> Task instructions: Search the listing below for the string "pilferage" and copy every line where it occurs.

> Given data:
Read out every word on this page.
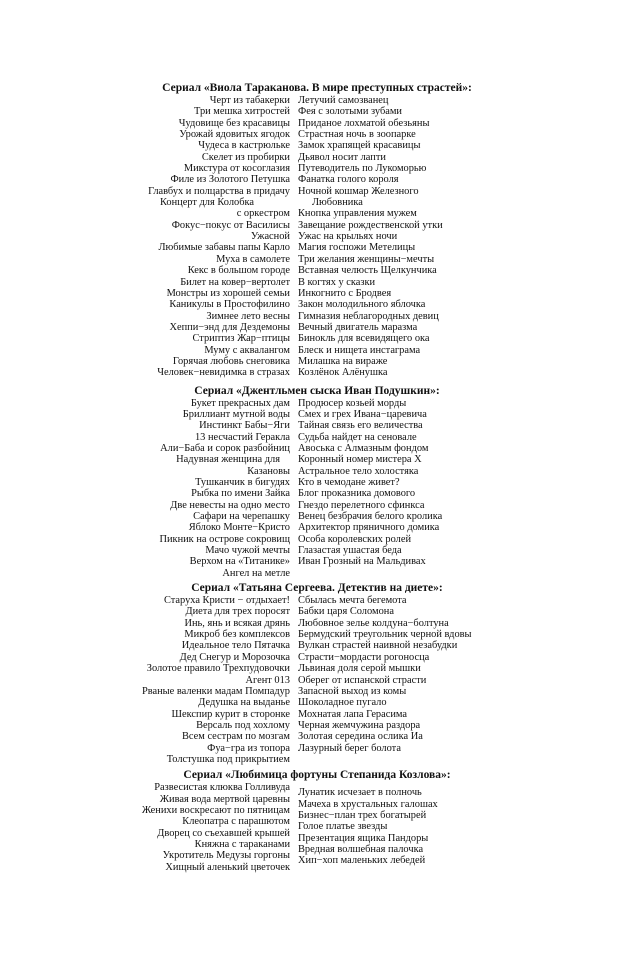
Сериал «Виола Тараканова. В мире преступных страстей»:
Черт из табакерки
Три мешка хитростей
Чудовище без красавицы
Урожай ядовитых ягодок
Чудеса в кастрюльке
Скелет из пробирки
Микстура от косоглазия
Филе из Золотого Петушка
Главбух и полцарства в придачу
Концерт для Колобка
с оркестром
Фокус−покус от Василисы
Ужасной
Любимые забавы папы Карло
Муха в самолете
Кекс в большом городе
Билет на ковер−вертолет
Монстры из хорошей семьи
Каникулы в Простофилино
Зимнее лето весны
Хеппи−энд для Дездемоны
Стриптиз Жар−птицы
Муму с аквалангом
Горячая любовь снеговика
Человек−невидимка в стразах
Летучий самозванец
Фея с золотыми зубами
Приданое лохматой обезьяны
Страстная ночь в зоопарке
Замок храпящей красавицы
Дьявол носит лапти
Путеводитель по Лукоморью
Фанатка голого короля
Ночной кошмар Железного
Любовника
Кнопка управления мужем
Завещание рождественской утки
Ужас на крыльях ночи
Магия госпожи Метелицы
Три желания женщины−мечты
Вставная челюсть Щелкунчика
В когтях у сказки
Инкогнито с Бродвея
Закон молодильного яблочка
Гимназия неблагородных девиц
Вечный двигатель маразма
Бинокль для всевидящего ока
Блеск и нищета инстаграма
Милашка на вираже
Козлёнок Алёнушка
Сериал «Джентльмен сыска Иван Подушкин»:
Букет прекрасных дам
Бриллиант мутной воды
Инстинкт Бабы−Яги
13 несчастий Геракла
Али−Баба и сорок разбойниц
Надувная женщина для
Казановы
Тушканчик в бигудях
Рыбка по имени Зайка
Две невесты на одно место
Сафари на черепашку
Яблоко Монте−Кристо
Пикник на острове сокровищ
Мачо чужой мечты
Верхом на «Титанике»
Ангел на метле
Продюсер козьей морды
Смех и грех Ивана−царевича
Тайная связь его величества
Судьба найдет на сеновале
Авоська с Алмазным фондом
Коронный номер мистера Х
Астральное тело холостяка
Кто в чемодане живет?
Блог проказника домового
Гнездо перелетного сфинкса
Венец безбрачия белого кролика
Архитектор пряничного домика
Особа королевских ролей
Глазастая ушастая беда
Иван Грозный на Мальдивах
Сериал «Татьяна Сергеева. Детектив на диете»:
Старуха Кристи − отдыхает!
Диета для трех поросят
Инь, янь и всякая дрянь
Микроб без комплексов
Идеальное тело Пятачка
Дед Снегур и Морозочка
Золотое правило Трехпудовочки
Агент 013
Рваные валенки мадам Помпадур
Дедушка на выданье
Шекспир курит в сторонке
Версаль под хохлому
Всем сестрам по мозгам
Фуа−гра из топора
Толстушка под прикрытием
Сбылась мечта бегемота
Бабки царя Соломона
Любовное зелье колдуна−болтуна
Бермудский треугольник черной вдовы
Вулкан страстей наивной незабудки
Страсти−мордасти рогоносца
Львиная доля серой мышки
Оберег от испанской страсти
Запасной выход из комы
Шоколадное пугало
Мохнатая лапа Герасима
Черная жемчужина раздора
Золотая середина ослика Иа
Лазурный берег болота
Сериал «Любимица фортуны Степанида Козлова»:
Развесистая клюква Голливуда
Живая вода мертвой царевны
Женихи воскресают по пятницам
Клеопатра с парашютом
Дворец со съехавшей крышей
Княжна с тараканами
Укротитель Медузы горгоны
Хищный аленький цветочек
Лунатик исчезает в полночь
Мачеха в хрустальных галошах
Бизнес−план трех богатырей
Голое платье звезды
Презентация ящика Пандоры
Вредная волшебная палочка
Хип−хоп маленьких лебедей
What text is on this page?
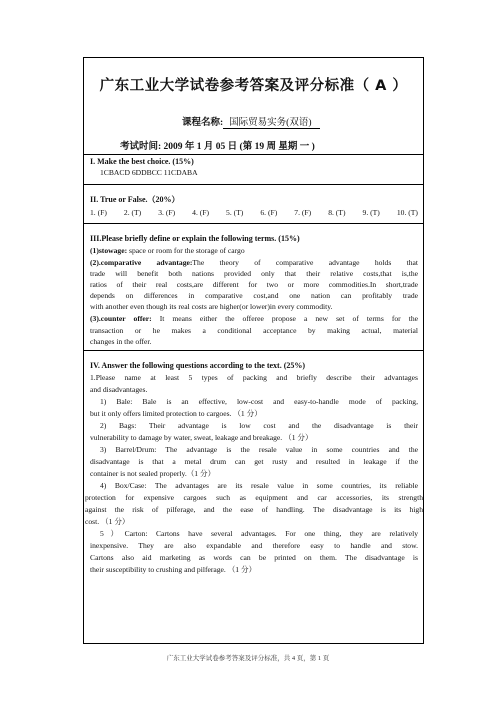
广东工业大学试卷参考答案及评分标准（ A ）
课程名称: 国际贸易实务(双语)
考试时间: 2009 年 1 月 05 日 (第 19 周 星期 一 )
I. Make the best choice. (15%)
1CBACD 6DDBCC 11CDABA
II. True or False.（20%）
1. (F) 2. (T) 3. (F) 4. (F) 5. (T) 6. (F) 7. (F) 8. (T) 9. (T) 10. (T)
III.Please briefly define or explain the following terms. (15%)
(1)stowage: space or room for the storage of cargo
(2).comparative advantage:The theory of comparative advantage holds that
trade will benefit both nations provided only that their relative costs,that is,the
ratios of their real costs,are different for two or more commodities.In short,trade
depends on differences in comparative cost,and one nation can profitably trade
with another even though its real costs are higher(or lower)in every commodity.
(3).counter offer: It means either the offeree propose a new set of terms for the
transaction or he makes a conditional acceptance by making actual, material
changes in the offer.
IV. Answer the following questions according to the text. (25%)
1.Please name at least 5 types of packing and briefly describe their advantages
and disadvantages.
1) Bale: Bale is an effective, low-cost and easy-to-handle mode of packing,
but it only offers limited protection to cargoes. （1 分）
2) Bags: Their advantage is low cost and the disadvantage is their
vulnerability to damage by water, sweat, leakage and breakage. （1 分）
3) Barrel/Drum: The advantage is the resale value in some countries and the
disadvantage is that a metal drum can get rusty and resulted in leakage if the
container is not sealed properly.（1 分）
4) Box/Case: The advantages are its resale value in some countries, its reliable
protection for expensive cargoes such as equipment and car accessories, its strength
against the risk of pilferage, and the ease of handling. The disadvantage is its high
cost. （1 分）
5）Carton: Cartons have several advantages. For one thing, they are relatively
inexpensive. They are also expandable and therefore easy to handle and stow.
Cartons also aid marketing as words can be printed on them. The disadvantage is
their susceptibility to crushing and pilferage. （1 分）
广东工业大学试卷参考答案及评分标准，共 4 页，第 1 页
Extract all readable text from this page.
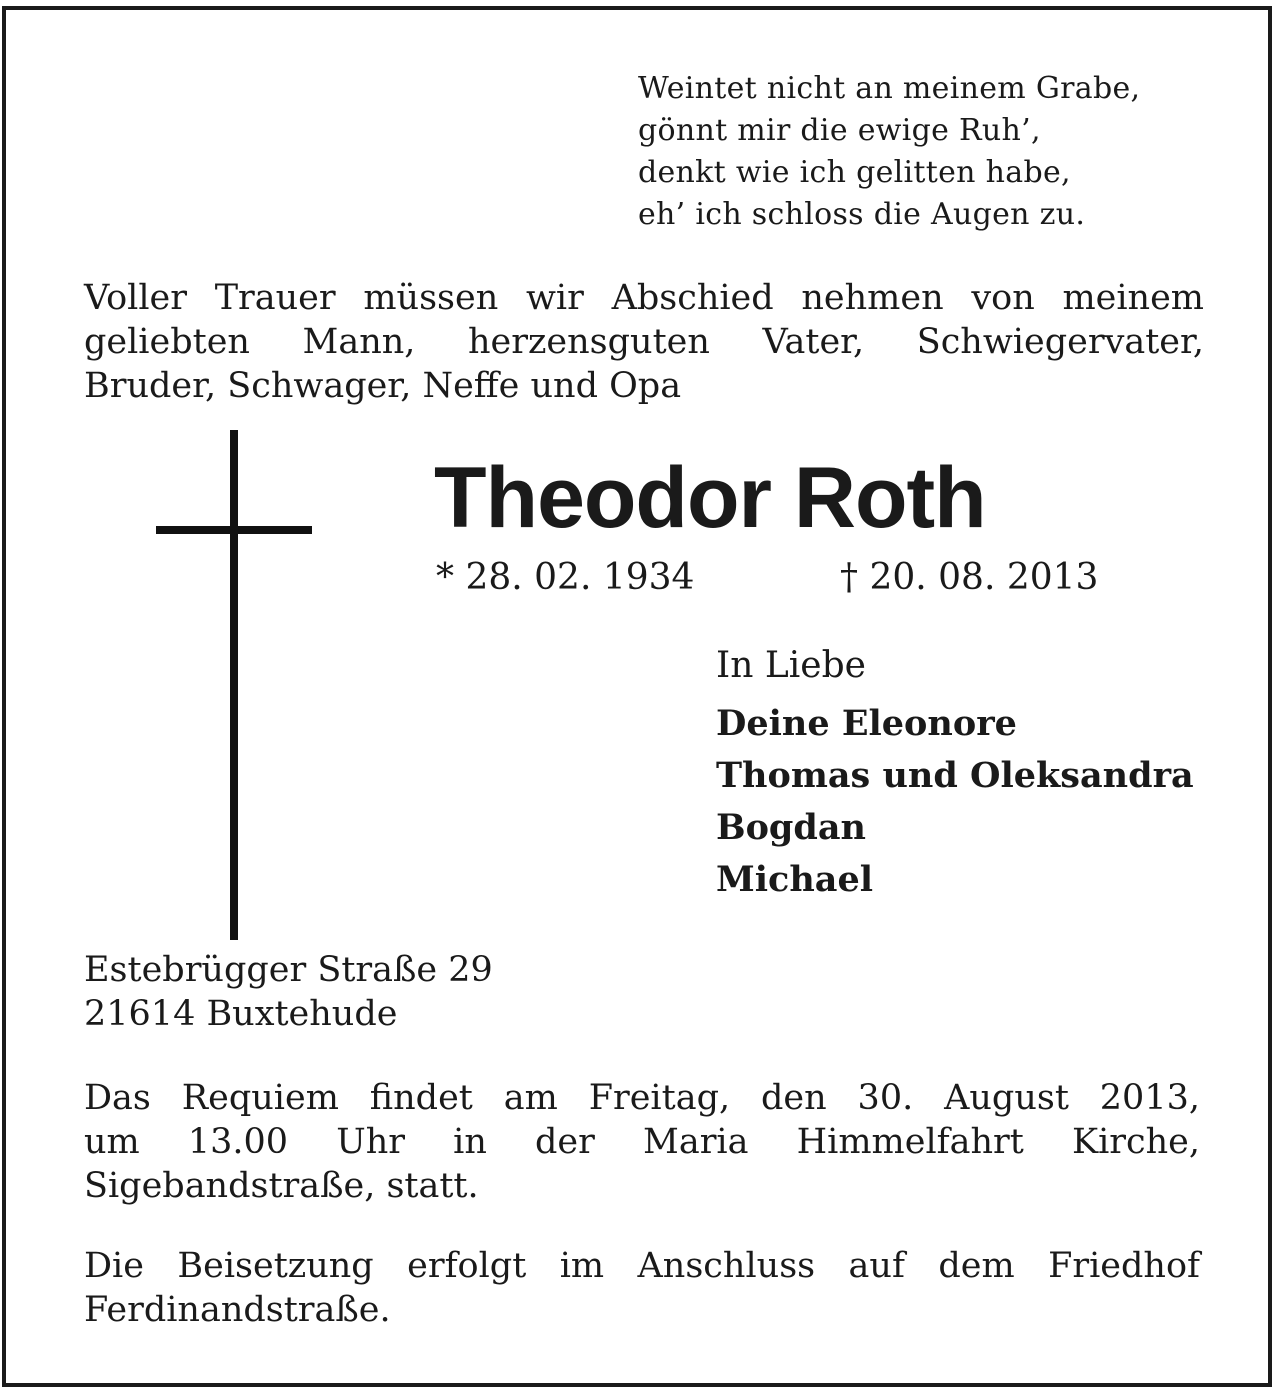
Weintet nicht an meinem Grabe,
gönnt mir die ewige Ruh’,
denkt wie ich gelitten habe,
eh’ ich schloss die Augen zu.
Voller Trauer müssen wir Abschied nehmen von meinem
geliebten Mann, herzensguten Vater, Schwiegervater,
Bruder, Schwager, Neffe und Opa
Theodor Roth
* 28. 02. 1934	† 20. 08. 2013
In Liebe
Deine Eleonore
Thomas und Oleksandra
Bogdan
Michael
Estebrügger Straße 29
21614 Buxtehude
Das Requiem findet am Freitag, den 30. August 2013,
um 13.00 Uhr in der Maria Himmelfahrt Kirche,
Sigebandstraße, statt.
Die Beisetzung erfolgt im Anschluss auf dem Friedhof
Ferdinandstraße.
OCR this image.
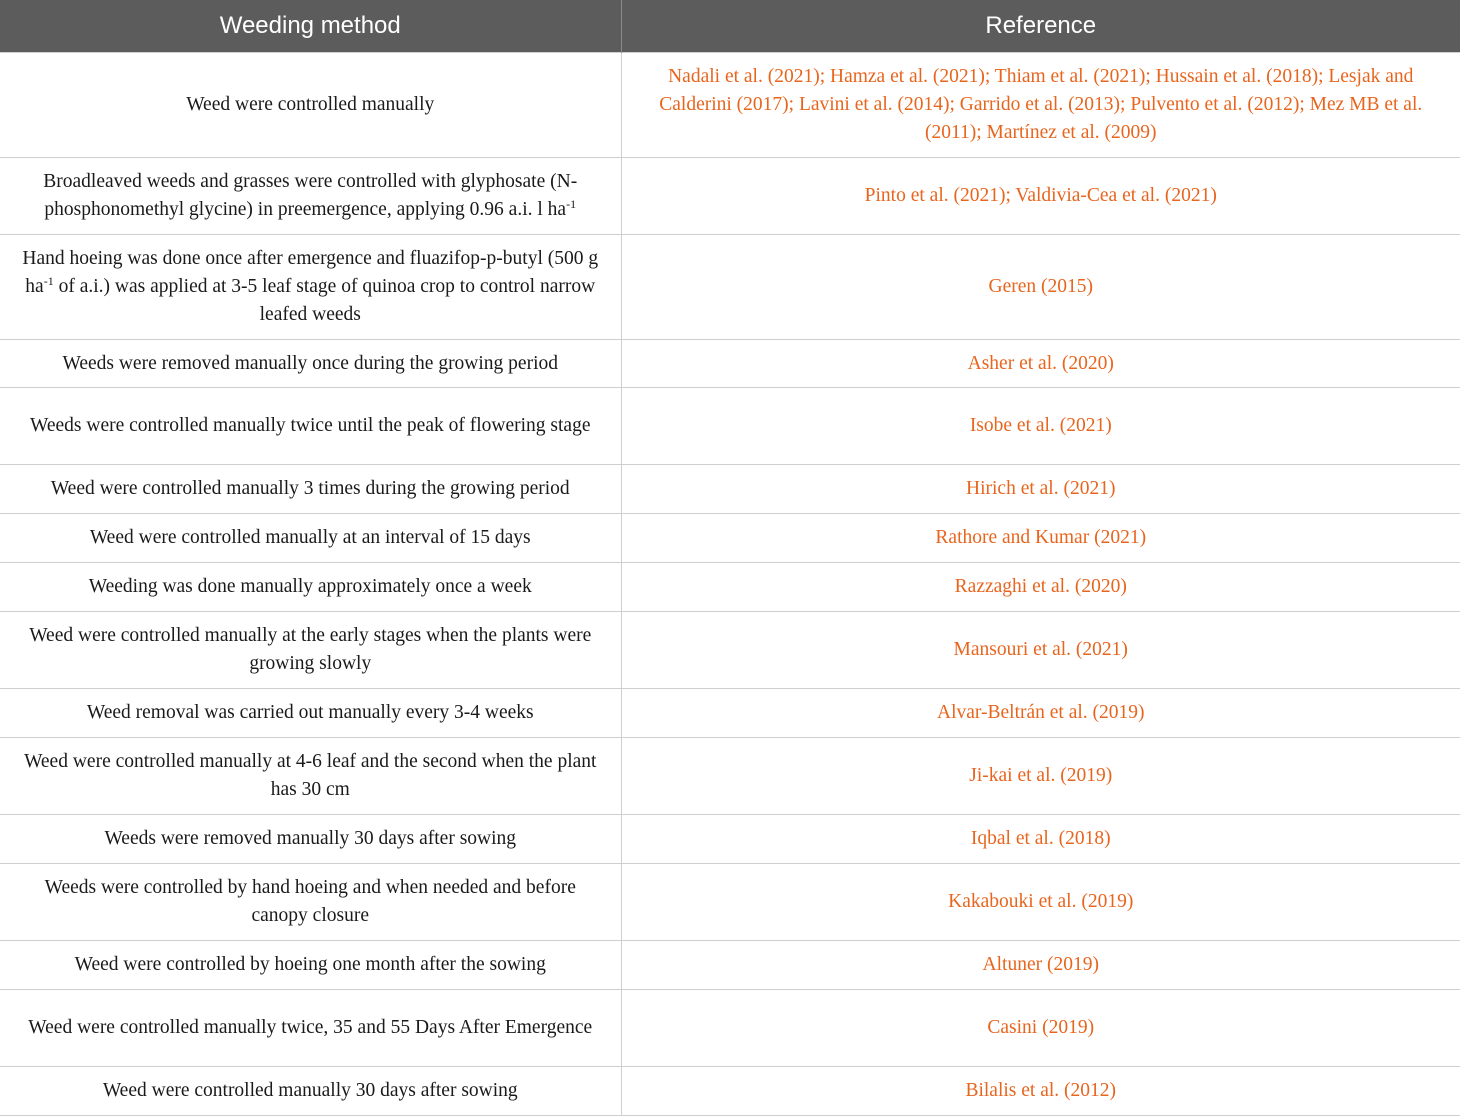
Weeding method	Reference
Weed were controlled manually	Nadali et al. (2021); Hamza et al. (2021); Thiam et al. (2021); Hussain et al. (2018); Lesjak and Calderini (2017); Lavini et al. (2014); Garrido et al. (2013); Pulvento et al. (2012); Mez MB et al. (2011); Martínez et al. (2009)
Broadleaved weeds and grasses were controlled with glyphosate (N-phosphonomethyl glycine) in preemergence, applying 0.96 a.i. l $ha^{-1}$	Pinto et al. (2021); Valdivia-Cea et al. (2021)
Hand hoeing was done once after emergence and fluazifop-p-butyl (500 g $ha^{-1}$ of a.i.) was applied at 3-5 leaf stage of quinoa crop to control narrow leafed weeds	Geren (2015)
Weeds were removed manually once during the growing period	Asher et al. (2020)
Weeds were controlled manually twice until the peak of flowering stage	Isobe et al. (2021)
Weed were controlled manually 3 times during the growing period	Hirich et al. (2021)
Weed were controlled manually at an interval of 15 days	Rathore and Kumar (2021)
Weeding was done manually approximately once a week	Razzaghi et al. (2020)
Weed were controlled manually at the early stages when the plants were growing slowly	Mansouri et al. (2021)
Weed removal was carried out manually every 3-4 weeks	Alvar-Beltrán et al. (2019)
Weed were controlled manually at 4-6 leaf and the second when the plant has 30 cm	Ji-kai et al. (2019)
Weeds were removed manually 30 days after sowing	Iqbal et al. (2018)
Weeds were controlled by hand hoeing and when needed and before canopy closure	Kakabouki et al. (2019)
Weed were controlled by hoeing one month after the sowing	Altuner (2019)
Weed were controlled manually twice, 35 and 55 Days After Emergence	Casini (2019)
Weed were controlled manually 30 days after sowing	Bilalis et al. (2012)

> Task answer:
against the risk of pilferage, and the ease of handling. The disadvantage is its high
their susceptibility to crushing and pilferage. （1 分）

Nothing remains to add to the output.